__LISTING__:
______
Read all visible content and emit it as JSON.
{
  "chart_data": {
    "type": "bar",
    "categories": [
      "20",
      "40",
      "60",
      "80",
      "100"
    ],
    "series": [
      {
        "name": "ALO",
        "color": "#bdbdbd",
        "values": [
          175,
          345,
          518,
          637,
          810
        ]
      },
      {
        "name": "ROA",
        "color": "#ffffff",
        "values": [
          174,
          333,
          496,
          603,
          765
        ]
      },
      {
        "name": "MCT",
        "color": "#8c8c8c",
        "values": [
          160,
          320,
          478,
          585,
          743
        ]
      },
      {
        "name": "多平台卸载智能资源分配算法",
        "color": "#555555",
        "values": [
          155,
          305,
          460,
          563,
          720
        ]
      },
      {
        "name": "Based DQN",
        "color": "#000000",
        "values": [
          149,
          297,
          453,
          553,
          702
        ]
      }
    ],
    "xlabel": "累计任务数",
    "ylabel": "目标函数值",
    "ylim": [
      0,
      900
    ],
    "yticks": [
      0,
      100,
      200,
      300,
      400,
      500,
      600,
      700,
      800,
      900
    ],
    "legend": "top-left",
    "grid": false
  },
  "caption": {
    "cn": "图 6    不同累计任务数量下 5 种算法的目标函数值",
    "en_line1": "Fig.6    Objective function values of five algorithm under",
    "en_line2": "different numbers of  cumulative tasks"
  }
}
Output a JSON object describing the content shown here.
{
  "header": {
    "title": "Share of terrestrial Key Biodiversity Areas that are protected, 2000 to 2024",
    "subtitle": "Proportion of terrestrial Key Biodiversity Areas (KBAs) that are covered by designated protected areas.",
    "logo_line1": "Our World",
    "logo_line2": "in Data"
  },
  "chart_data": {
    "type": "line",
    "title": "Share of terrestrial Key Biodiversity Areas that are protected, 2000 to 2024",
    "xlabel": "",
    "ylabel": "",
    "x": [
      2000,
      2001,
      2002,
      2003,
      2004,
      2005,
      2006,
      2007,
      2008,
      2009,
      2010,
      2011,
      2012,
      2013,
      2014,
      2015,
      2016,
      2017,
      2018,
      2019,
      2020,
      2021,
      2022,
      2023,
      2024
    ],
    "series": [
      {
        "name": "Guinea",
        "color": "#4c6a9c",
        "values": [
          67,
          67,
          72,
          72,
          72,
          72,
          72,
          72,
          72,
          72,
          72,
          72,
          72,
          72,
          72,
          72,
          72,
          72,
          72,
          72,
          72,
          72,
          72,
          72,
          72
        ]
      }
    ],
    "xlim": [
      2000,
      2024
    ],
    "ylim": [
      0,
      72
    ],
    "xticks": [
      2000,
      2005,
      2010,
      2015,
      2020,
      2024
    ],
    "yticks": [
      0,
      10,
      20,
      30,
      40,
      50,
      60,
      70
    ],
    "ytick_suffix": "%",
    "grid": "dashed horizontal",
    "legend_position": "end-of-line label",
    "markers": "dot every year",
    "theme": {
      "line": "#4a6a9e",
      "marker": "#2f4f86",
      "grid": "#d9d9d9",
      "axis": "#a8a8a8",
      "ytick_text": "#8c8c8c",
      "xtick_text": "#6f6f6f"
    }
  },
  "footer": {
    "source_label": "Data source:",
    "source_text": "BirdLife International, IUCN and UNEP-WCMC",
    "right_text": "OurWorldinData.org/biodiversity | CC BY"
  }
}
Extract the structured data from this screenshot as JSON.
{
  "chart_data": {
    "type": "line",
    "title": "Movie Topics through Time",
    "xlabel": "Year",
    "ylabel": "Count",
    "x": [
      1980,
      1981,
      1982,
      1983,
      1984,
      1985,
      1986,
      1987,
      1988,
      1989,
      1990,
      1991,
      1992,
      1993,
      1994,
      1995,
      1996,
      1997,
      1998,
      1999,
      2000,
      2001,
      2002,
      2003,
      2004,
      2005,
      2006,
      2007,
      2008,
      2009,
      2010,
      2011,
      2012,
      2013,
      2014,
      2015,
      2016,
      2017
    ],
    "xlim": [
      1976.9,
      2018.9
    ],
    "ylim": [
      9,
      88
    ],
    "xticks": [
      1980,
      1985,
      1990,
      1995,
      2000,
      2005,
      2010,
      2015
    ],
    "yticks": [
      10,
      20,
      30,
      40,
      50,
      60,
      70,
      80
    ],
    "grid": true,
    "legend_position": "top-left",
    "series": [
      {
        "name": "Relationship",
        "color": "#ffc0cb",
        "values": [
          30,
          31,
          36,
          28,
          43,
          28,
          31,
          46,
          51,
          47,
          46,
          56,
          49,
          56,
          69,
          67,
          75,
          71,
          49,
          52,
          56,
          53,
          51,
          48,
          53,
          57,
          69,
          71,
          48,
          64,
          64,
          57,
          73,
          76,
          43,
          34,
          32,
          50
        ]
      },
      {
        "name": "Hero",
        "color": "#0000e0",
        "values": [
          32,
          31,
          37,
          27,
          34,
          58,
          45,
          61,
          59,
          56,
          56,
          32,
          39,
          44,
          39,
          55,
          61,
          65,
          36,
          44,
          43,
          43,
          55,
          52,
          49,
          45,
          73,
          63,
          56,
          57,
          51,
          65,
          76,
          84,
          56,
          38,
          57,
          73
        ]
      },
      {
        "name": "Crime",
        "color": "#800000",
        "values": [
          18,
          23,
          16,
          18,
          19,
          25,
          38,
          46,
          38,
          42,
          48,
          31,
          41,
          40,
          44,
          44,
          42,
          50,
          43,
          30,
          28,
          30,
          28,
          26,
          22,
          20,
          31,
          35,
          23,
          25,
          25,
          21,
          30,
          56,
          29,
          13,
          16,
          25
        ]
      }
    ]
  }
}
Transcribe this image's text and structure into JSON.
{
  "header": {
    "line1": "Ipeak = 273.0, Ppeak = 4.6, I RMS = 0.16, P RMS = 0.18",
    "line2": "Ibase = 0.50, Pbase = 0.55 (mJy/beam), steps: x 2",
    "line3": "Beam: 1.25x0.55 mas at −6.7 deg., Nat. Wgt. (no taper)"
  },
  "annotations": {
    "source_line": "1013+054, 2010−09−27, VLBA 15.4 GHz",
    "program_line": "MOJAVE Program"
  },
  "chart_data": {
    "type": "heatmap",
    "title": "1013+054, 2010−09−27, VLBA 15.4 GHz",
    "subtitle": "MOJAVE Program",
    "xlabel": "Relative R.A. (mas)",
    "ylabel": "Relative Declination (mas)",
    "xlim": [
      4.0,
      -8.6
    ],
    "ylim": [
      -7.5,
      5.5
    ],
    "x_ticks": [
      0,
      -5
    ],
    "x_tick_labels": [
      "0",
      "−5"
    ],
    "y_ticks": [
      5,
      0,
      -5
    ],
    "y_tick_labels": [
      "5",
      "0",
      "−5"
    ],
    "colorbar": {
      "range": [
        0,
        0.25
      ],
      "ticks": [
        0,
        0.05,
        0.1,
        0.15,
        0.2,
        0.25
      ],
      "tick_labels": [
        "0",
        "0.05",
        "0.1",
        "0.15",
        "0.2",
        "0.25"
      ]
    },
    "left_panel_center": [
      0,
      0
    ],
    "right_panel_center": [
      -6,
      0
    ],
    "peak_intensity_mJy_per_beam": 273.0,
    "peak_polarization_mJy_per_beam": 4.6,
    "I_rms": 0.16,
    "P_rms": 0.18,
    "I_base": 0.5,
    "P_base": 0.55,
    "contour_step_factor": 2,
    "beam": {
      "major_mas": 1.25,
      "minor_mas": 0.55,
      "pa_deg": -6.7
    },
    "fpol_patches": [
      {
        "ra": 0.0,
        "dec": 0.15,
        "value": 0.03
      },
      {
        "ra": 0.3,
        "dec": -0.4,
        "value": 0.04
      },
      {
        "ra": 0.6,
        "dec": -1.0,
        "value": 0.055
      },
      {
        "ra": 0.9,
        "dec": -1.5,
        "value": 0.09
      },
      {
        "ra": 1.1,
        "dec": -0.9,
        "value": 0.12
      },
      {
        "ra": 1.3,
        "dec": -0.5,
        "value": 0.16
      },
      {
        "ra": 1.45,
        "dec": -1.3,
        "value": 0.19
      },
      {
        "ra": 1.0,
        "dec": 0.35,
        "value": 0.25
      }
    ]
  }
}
______
__WHAT THE EXERCISE ASKS__: Out of the records, collect only those lines that contain the string "this".

__THE RESPONSE__:
Extract the structured data from this screenshot as JSON.
Transcribe this image's text and structure into JSON.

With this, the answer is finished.